GIVEN EXERCISE
Reproduce every line of the listing below without changes, leaving out the pictures.

DATA SECTION
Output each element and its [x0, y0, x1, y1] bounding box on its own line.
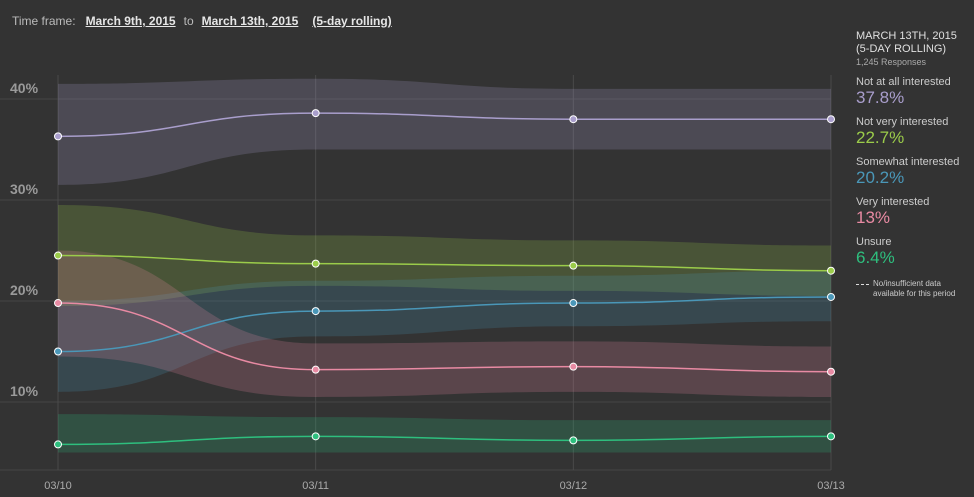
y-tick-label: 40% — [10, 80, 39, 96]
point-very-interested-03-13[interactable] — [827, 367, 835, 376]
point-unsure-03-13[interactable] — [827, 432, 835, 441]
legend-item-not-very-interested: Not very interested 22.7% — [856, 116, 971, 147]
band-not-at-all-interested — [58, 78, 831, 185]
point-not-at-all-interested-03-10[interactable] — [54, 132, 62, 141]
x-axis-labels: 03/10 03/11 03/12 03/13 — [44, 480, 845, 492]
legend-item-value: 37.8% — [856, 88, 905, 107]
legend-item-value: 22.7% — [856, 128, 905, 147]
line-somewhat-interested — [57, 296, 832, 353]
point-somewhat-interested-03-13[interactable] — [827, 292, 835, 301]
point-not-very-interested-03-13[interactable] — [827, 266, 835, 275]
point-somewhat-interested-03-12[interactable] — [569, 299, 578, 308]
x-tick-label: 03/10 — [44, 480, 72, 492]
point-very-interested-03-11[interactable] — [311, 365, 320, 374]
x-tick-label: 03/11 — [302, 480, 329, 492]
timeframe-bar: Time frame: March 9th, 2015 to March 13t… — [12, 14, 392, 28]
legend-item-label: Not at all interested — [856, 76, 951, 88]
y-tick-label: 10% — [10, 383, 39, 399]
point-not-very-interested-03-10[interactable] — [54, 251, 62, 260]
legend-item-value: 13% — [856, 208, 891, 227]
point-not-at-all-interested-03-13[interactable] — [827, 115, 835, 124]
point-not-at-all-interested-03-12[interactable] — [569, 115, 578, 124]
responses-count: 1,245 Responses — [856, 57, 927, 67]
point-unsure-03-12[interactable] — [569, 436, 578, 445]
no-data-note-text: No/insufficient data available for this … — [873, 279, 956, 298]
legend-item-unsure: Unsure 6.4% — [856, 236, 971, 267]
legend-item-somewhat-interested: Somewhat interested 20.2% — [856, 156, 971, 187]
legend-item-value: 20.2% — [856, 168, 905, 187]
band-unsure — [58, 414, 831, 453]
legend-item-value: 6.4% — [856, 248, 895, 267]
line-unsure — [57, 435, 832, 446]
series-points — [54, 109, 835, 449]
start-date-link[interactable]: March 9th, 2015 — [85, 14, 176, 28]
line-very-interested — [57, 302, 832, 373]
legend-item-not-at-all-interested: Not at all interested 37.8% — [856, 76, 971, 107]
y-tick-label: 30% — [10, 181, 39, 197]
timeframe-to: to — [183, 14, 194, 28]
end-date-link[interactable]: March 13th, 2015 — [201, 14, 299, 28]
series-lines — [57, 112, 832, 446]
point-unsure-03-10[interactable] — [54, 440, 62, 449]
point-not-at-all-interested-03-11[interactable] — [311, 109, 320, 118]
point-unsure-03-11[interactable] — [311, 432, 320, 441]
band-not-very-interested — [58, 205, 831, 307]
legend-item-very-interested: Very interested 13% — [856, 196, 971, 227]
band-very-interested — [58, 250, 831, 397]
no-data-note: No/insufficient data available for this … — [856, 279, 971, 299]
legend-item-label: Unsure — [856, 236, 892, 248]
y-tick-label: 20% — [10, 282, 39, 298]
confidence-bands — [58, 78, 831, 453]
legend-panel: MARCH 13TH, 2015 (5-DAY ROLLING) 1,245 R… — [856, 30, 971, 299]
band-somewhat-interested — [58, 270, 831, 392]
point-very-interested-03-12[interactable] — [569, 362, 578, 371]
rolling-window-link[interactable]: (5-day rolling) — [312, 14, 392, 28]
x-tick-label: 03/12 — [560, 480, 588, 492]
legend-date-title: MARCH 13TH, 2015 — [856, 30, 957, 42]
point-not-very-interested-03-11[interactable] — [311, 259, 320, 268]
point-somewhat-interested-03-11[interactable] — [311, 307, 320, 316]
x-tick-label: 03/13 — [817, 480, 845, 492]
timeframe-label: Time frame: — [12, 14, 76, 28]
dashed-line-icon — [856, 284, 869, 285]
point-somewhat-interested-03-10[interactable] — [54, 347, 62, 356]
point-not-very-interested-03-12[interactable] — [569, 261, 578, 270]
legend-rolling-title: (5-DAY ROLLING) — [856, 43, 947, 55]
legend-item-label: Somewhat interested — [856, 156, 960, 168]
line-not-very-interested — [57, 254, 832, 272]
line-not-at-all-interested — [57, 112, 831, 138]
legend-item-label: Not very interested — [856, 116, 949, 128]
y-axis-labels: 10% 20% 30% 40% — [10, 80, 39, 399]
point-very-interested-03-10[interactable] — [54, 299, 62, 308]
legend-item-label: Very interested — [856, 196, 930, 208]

COMPLETED EXERCISE
Output each element and its [x0, y0, x1, y1] bounding box on its own line.
y-tick-label: 40% — [10, 80, 39, 96]
point-very-interested-03-13[interactable] — [827, 367, 835, 376]
point-unsure-03-13[interactable] — [827, 432, 835, 441]
legend-item-not-very-interested: Not very interested 22.7% — [856, 116, 971, 147]
band-not-at-all-interested — [58, 78, 831, 185]
point-not-at-all-interested-03-10[interactable] — [54, 132, 62, 141]
x-axis-labels: 03/10 03/11 03/12 03/13 — [44, 480, 845, 492]
legend-item-value: 37.8% — [856, 88, 905, 107]
legend-item-value: 22.7% — [856, 128, 905, 147]
line-somewhat-interested — [57, 296, 832, 353]
point-somewhat-interested-03-13[interactable] — [827, 292, 835, 301]
point-not-very-interested-03-13[interactable] — [827, 266, 835, 275]
point-somewhat-interested-03-12[interactable] — [569, 299, 578, 308]
x-tick-label: 03/10 — [44, 480, 72, 492]
point-very-interested-03-11[interactable] — [311, 365, 320, 374]
x-tick-label: 03/11 — [302, 480, 329, 492]
timeframe-bar: Time frame: March 9th, 2015 to March 13t… — [12, 14, 392, 28]
legend-item-label: Not at all interested — [856, 76, 951, 88]
y-tick-label: 10% — [10, 383, 39, 399]
point-not-very-interested-03-10[interactable] — [54, 251, 62, 260]
legend-item-value: 13% — [856, 208, 891, 227]
point-not-at-all-interested-03-13[interactable] — [827, 115, 835, 124]
point-not-at-all-interested-03-12[interactable] — [569, 115, 578, 124]
responses-count: 1,245 Responses — [856, 57, 927, 67]
point-unsure-03-12[interactable] — [569, 436, 578, 445]
no-data-note-text: No/insufficient data available for this … — [873, 279, 956, 298]
legend-item-unsure: Unsure 6.4% — [856, 236, 971, 267]
legend-item-somewhat-interested: Somewhat interested 20.2% — [856, 156, 971, 187]
legend-item-value: 20.2% — [856, 168, 905, 187]
band-unsure — [58, 414, 831, 453]
legend-item-value: 6.4% — [856, 248, 895, 267]
line-unsure — [57, 435, 832, 446]
series-points — [54, 109, 835, 449]
start-date-link[interactable]: March 9th, 2015 — [85, 14, 176, 28]
line-very-interested — [57, 302, 832, 373]
legend-item-not-at-all-interested: Not at all interested 37.8% — [856, 76, 971, 107]
y-tick-label: 30% — [10, 181, 39, 197]
timeframe-to: to — [183, 14, 194, 28]
end-date-link[interactable]: March 13th, 2015 — [201, 14, 299, 28]
series-lines — [57, 112, 832, 446]
point-unsure-03-10[interactable] — [54, 440, 62, 449]
point-not-at-all-interested-03-11[interactable] — [311, 109, 320, 118]
point-unsure-03-11[interactable] — [311, 432, 320, 441]
band-not-very-interested — [58, 205, 831, 307]
legend-item-very-interested: Very interested 13% — [856, 196, 971, 227]
band-very-interested — [58, 250, 831, 397]
no-data-note: No/insufficient data available for this … — [856, 279, 971, 299]
legend-item-label: Unsure — [856, 236, 892, 248]
y-tick-label: 20% — [10, 282, 39, 298]
confidence-bands — [58, 78, 831, 453]
legend-panel: MARCH 13TH, 2015 (5-DAY ROLLING) 1,245 R… — [856, 30, 971, 299]
band-somewhat-interested — [58, 270, 831, 392]
point-very-interested-03-12[interactable] — [569, 362, 578, 371]
rolling-window-link[interactable]: (5-day rolling) — [312, 14, 392, 28]
x-tick-label: 03/12 — [560, 480, 588, 492]
legend-date-title: MARCH 13TH, 2015 — [856, 30, 957, 42]
point-not-very-interested-03-11[interactable] — [311, 259, 320, 268]
point-somewhat-interested-03-11[interactable] — [311, 307, 320, 316]
x-tick-label: 03/13 — [817, 480, 845, 492]
timeframe-label: Time frame: — [12, 14, 76, 28]
dashed-line-icon — [856, 284, 869, 285]
point-somewhat-interested-03-10[interactable] — [54, 347, 62, 356]
point-not-very-interested-03-12[interactable] — [569, 261, 578, 270]
legend-rolling-title: (5-DAY ROLLING) — [856, 43, 947, 55]
legend-item-label: Somewhat interested — [856, 156, 960, 168]
line-not-very-interested — [57, 254, 832, 272]
line-not-at-all-interested — [57, 112, 831, 138]
legend-item-label: Not very interested — [856, 116, 949, 128]
y-axis-labels: 10% 20% 30% 40% — [10, 80, 39, 399]
point-very-interested-03-10[interactable] — [54, 299, 62, 308]
legend-item-label: Very interested — [856, 196, 930, 208]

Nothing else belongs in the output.